## begin Records

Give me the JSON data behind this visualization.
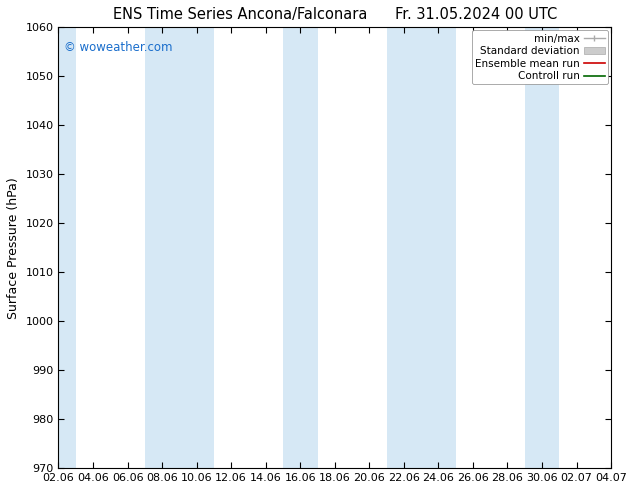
{
  "title_left": "ENS Time Series Ancona/Falconara",
  "title_right": "Fr. 31.05.2024 00 UTC",
  "ylabel": "Surface Pressure (hPa)",
  "ylim": [
    970,
    1060
  ],
  "yticks": [
    970,
    980,
    990,
    1000,
    1010,
    1020,
    1030,
    1040,
    1050,
    1060
  ],
  "xlabels": [
    "02.06",
    "04.06",
    "06.06",
    "08.06",
    "10.06",
    "12.06",
    "14.06",
    "16.06",
    "18.06",
    "20.06",
    "22.06",
    "24.06",
    "26.06",
    "28.06",
    "30.06",
    "02.07",
    "04.07"
  ],
  "band_color": "#d6e8f5",
  "background_color": "#ffffff",
  "watermark": "© woweather.com",
  "watermark_color": "#1a6ecc",
  "legend_items": [
    {
      "label": "min/max",
      "color": "#aaaaaa",
      "lw": 1.0,
      "style": "minmax"
    },
    {
      "label": "Standard deviation",
      "color": "#cccccc",
      "lw": 8,
      "style": "band"
    },
    {
      "label": "Ensemble mean run",
      "color": "#cc0000",
      "lw": 1.2,
      "style": "line"
    },
    {
      "label": "Controll run",
      "color": "#006600",
      "lw": 1.2,
      "style": "line"
    }
  ],
  "title_fontsize": 10.5,
  "axis_label_fontsize": 9,
  "tick_fontsize": 8,
  "legend_fontsize": 7.5,
  "fig_width": 6.34,
  "fig_height": 4.9,
  "dpi": 100,
  "blue_band_indices": [
    0,
    3,
    4,
    7,
    10,
    11,
    14
  ]
}
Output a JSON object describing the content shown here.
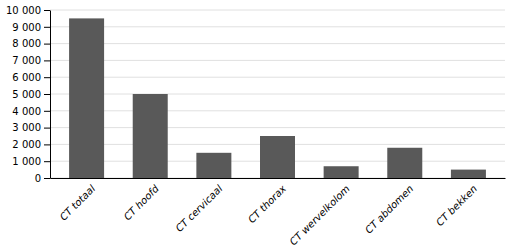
{
  "chart_data": {
    "type": "bar",
    "categories": [
      "CT totaal",
      "CT hoofd",
      "CT cervicaal",
      "CT thorax",
      "CT wervelkolom",
      "CT abdomen",
      "CT bekken"
    ],
    "values": [
      9500,
      5000,
      1500,
      2500,
      700,
      1800,
      500
    ],
    "color": "#595959",
    "ylim": [
      0,
      10000
    ],
    "yticks": [
      0,
      {
        "value": 1000,
        "label": "1 000"
      },
      {
        "value": 2000,
        "label": "2 000"
      },
      {
        "value": 3000,
        "label": "3 000"
      },
      {
        "value": 4000,
        "label": "4 000"
      },
      {
        "value": 5000,
        "label": "5 000"
      },
      {
        "value": 6000,
        "label": "6 000"
      },
      {
        "value": 7000,
        "label": "7 000"
      },
      {
        "value": 8000,
        "label": "8 000"
      },
      {
        "value": 9000,
        "label": "9 000"
      },
      {
        "value": 10000,
        "label": "10 000"
      }
    ],
    "grid": true
  }
}
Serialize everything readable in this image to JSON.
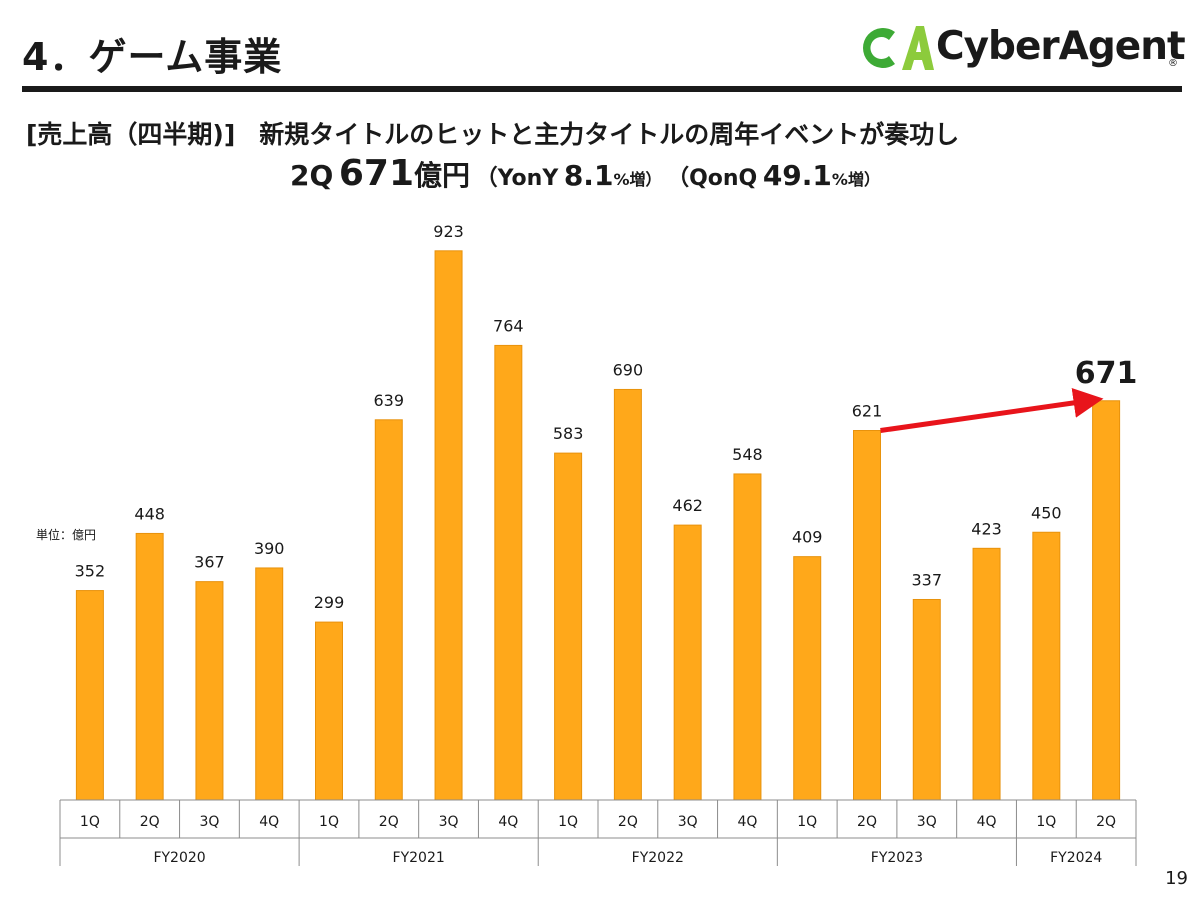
{
  "header": {
    "title": "4．ゲーム事業",
    "logo_text": "CyberAgent",
    "logo_reg": "®"
  },
  "subtitle": {
    "label": "[売上高（四半期)]",
    "headline": "新規タイトルのヒットと主力タイトルの周年イベントが奏功し"
  },
  "summary": {
    "quarter": "2Q",
    "value": "671",
    "unit": "億円",
    "yony_open": "（YonY",
    "yony_value": "8.1",
    "yony_unit": "%増）",
    "qonq_open": "（QonQ",
    "qonq_value": "49.1",
    "qonq_unit": "%増）"
  },
  "unit_label": "単位：億円",
  "page_number": "19",
  "colors": {
    "bar": "#FFA81A",
    "bar_edge": "#E8920C",
    "arrow": "#E8141B",
    "logo_green": "#3DAA35",
    "logo_light": "#8CCB3C"
  },
  "chart_data": {
    "type": "bar",
    "ylim": [
      0,
      1000
    ],
    "grid": false,
    "categories": [
      "1Q",
      "2Q",
      "3Q",
      "4Q",
      "1Q",
      "2Q",
      "3Q",
      "4Q",
      "1Q",
      "2Q",
      "3Q",
      "4Q",
      "1Q",
      "2Q",
      "3Q",
      "4Q",
      "1Q",
      "2Q"
    ],
    "groups": [
      {
        "label": "FY2020",
        "count": 4
      },
      {
        "label": "FY2021",
        "count": 4
      },
      {
        "label": "FY2022",
        "count": 4
      },
      {
        "label": "FY2023",
        "count": 4
      },
      {
        "label": "FY2024",
        "count": 2
      }
    ],
    "values": [
      352,
      448,
      367,
      390,
      299,
      639,
      923,
      764,
      583,
      690,
      462,
      548,
      409,
      621,
      337,
      423,
      450,
      671
    ],
    "highlight_label": "671",
    "arrow": {
      "from_index": 13,
      "to_index": 17
    }
  }
}
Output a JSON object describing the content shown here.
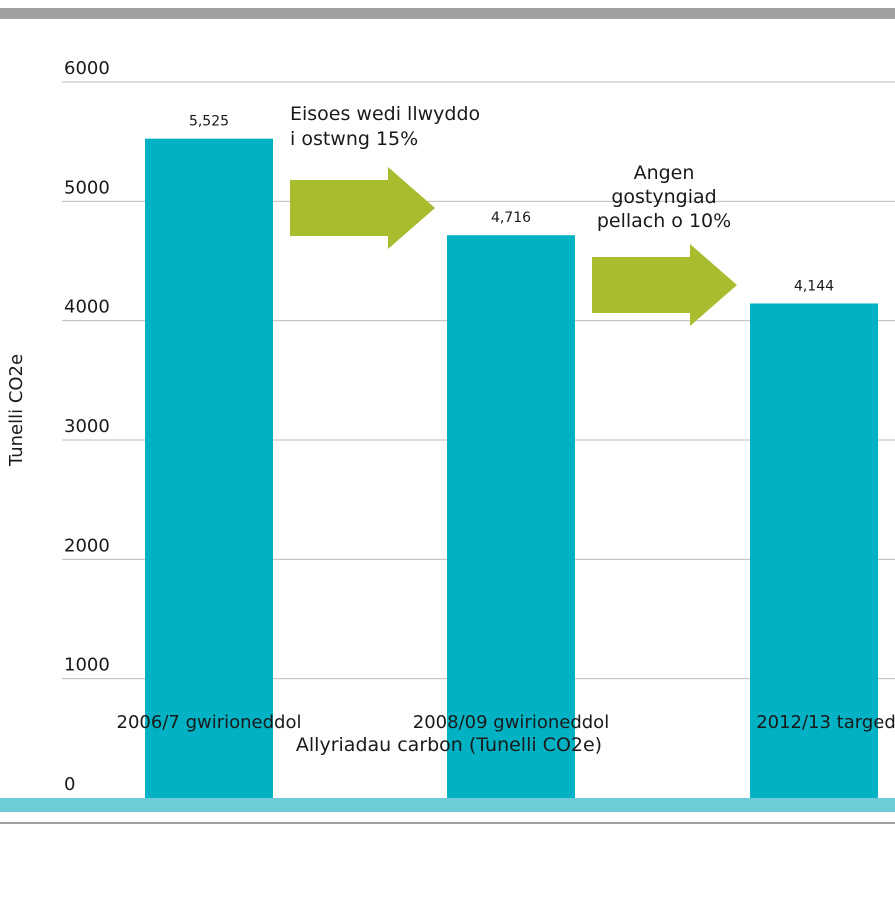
{
  "chart_data": {
    "type": "bar",
    "title": "",
    "xlabel": "Allyriadau carbon (Tunelli CO2e)",
    "ylabel": "Tunelli CO2e",
    "categories": [
      "2006/7 gwirioneddol",
      "2008/09 gwirioneddol",
      "2012/13 targed"
    ],
    "values": [
      5525,
      4716,
      4144
    ],
    "value_labels": [
      "5,525",
      "4,716",
      "4,144"
    ],
    "ylim": [
      0,
      6000
    ],
    "yticks": [
      0,
      1000,
      2000,
      3000,
      4000,
      5000,
      6000
    ],
    "grid": true,
    "legend": "none",
    "annotations": [
      {
        "lines": [
          "Eisoes wedi llwyddo",
          "i ostwng 15%"
        ],
        "from": 0,
        "to": 1
      },
      {
        "lines": [
          "Angen",
          "gostyngiad",
          "pellach o 10%"
        ],
        "from": 1,
        "to": 2
      }
    ],
    "colors": {
      "bar": "#00B2C3",
      "arrow": "#A9BC2E",
      "baseline": "#6ECBD8",
      "top_rule": "#A0A0A0",
      "bottom_rule": "#A0A0A0",
      "grid": "#BDBDBD",
      "text": "#1a1a1a"
    }
  }
}
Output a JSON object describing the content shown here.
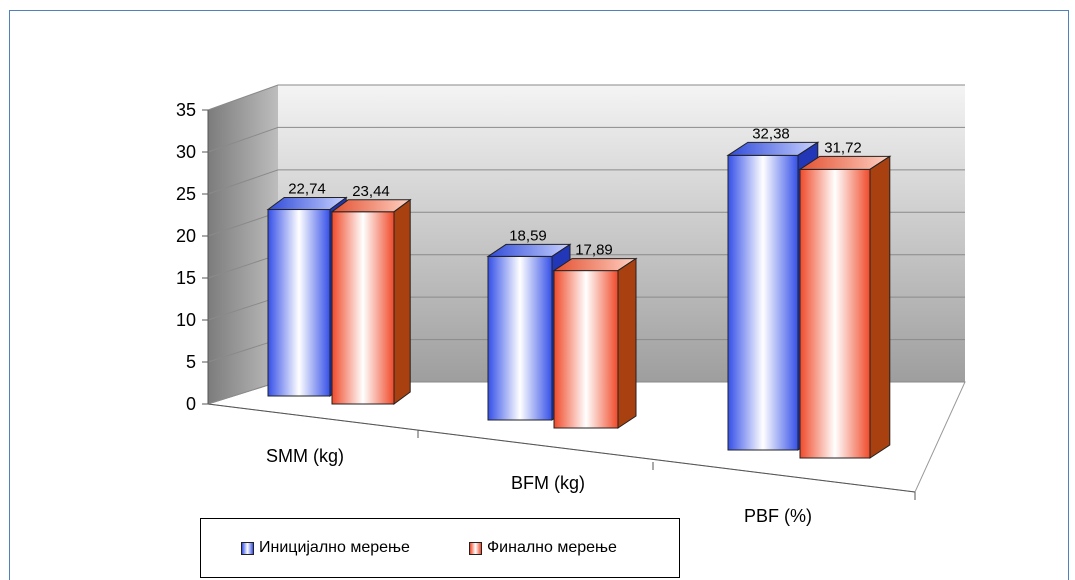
{
  "chart_data": {
    "type": "bar",
    "title": "",
    "xlabel": "",
    "ylabel": "",
    "categories": [
      "SMM (kg)",
      "BFM (kg)",
      "PBF (%)"
    ],
    "series": [
      {
        "name": "Иницијално мерење",
        "values": [
          22.74,
          18.59,
          32.38
        ],
        "value_labels": [
          "22,74",
          "18,59",
          "32,38"
        ],
        "color": "#4a6fe3"
      },
      {
        "name": "Финално мерење",
        "values": [
          23.44,
          17.89,
          31.72
        ],
        "value_labels": [
          "23,44",
          "17,89",
          "31,72"
        ],
        "color": "#f0553a"
      }
    ],
    "ylim": [
      0,
      35
    ],
    "yticks": [
      "0",
      "5",
      "10",
      "15",
      "20",
      "25",
      "30",
      "35"
    ],
    "grid": true,
    "three_d": true,
    "legend_position": "bottom"
  }
}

## end Records

Your copy should repeat each entry above exactly but contain no pictures.

- Solution to the problem
Give me the JSON data behind this visualization.
{
  "title_left": "ENS Time Series Ancona/Falconara",
  "title_right": "Fr. 31.05.2024 00 UTC",
  "ylabel": "Surface Pressure (hPa)",
  "ylim": [
    970,
    1060
  ],
  "yticks": [
    970,
    980,
    990,
    1000,
    1010,
    1020,
    1030,
    1040,
    1050,
    1060
  ],
  "xlabels": [
    "02.06",
    "04.06",
    "06.06",
    "08.06",
    "10.06",
    "12.06",
    "14.06",
    "16.06",
    "18.06",
    "20.06",
    "22.06",
    "24.06",
    "26.06",
    "28.06",
    "30.06",
    "02.07",
    "04.07"
  ],
  "band_color": "#d6e8f5",
  "background_color": "#ffffff",
  "watermark": "© woweather.com",
  "watermark_color": "#1a6ecc",
  "legend_items": [
    {
      "label": "min/max",
      "color": "#aaaaaa",
      "lw": 1.0,
      "style": "minmax"
    },
    {
      "label": "Standard deviation",
      "color": "#cccccc",
      "lw": 8,
      "style": "band"
    },
    {
      "label": "Ensemble mean run",
      "color": "#cc0000",
      "lw": 1.2,
      "style": "line"
    },
    {
      "label": "Controll run",
      "color": "#006600",
      "lw": 1.2,
      "style": "line"
    }
  ],
  "title_fontsize": 10.5,
  "axis_label_fontsize": 9,
  "tick_fontsize": 8,
  "legend_fontsize": 7.5,
  "fig_width": 6.34,
  "fig_height": 4.9,
  "dpi": 100,
  "blue_band_indices": [
    0,
    3,
    4,
    7,
    10,
    11,
    14
  ]
}
Output a JSON object describing the content shown here.
{
  "chart_data": {
    "type": "bar",
    "categories": [
      "CT totaal",
      "CT hoofd",
      "CT cervicaal",
      "CT thorax",
      "CT wervelkolom",
      "CT abdomen",
      "CT bekken"
    ],
    "values": [
      9500,
      5000,
      1500,
      2500,
      700,
      1800,
      500
    ],
    "color": "#595959",
    "ylim": [
      0,
      10000
    ],
    "yticks": [
      0,
      {
        "value": 1000,
        "label": "1 000"
      },
      {
        "value": 2000,
        "label": "2 000"
      },
      {
        "value": 3000,
        "label": "3 000"
      },
      {
        "value": 4000,
        "label": "4 000"
      },
      {
        "value": 5000,
        "label": "5 000"
      },
      {
        "value": 6000,
        "label": "6 000"
      },
      {
        "value": 7000,
        "label": "7 000"
      },
      {
        "value": 8000,
        "label": "8 000"
      },
      {
        "value": 9000,
        "label": "9 000"
      },
      {
        "value": 10000,
        "label": "10 000"
      }
    ],
    "grid": true
  }
}
Serialize everything readable in this image to JSON.
{
  "header": {
    "title": "4．ゲーム事業",
    "logo_text": "CyberAgent",
    "logo_reg": "®"
  },
  "subtitle": {
    "label": "[売上高（四半期)]",
    "headline": "新規タイトルのヒットと主力タイトルの周年イベントが奏功し"
  },
  "summary": {
    "quarter": "2Q",
    "value": "671",
    "unit": "億円",
    "yony_open": "（YonY",
    "yony_value": "8.1",
    "yony_unit": "%増）",
    "qonq_open": "（QonQ",
    "qonq_value": "49.1",
    "qonq_unit": "%増）"
  },
  "unit_label": "単位：億円",
  "page_number": "19",
  "colors": {
    "bar": "#FFA81A",
    "bar_edge": "#E8920C",
    "arrow": "#E8141B",
    "logo_green": "#3DAA35",
    "logo_light": "#8CCB3C"
  },
  "chart_data": {
    "type": "bar",
    "ylim": [
      0,
      1000
    ],
    "grid": false,
    "categories": [
      "1Q",
      "2Q",
      "3Q",
      "4Q",
      "1Q",
      "2Q",
      "3Q",
      "4Q",
      "1Q",
      "2Q",
      "3Q",
      "4Q",
      "1Q",
      "2Q",
      "3Q",
      "4Q",
      "1Q",
      "2Q"
    ],
    "groups": [
      {
        "label": "FY2020",
        "count": 4
      },
      {
        "label": "FY2021",
        "count": 4
      },
      {
        "label": "FY2022",
        "count": 4
      },
      {
        "label": "FY2023",
        "count": 4
      },
      {
        "label": "FY2024",
        "count": 2
      }
    ],
    "values": [
      352,
      448,
      367,
      390,
      299,
      639,
      923,
      764,
      583,
      690,
      462,
      548,
      409,
      621,
      337,
      423,
      450,
      671
    ],
    "highlight_label": "671",
    "arrow": {
      "from_index": 13,
      "to_index": 17
    }
  }
}
Output a JSON object describing the content shown here.
{
  "chart_data": {
    "type": "bar",
    "title": "",
    "xlabel": "Allyriadau carbon (Tunelli CO2e)",
    "ylabel": "Tunelli CO2e",
    "categories": [
      "2006/7 gwirioneddol",
      "2008/09 gwirioneddol",
      "2012/13 targed"
    ],
    "values": [
      5525,
      4716,
      4144
    ],
    "value_labels": [
      "5,525",
      "4,716",
      "4,144"
    ],
    "ylim": [
      0,
      6000
    ],
    "yticks": [
      0,
      1000,
      2000,
      3000,
      4000,
      5000,
      6000
    ],
    "grid": true,
    "legend": "none",
    "annotations": [
      {
        "lines": [
          "Eisoes wedi llwyddo",
          "i ostwng 15%"
        ],
        "from": 0,
        "to": 1
      },
      {
        "lines": [
          "Angen",
          "gostyngiad",
          "pellach o 10%"
        ],
        "from": 1,
        "to": 2
      }
    ],
    "colors": {
      "bar": "#00B2C3",
      "arrow": "#A9BC2E",
      "baseline": "#6ECBD8",
      "top_rule": "#A0A0A0",
      "bottom_rule": "#A0A0A0",
      "grid": "#BDBDBD",
      "text": "#1a1a1a"
    }
  }
}
Output a JSON object describing the content shown here.
{
  "chart_data": {
    "type": "bar",
    "title": "",
    "xlabel": "",
    "ylabel": "",
    "categories": [
      "SMM (kg)",
      "BFM (kg)",
      "PBF (%)"
    ],
    "series": [
      {
        "name": "Иницијално мерење",
        "values": [
          22.74,
          18.59,
          32.38
        ],
        "value_labels": [
          "22,74",
          "18,59",
          "32,38"
        ],
        "color": "#4a6fe3"
      },
      {
        "name": "Финално мерење",
        "values": [
          23.44,
          17.89,
          31.72
        ],
        "value_labels": [
          "23,44",
          "17,89",
          "31,72"
        ],
        "color": "#f0553a"
      }
    ],
    "ylim": [
      0,
      35
    ],
    "yticks": [
      "0",
      "5",
      "10",
      "15",
      "20",
      "25",
      "30",
      "35"
    ],
    "grid": true,
    "three_d": true,
    "legend_position": "bottom"
  }
}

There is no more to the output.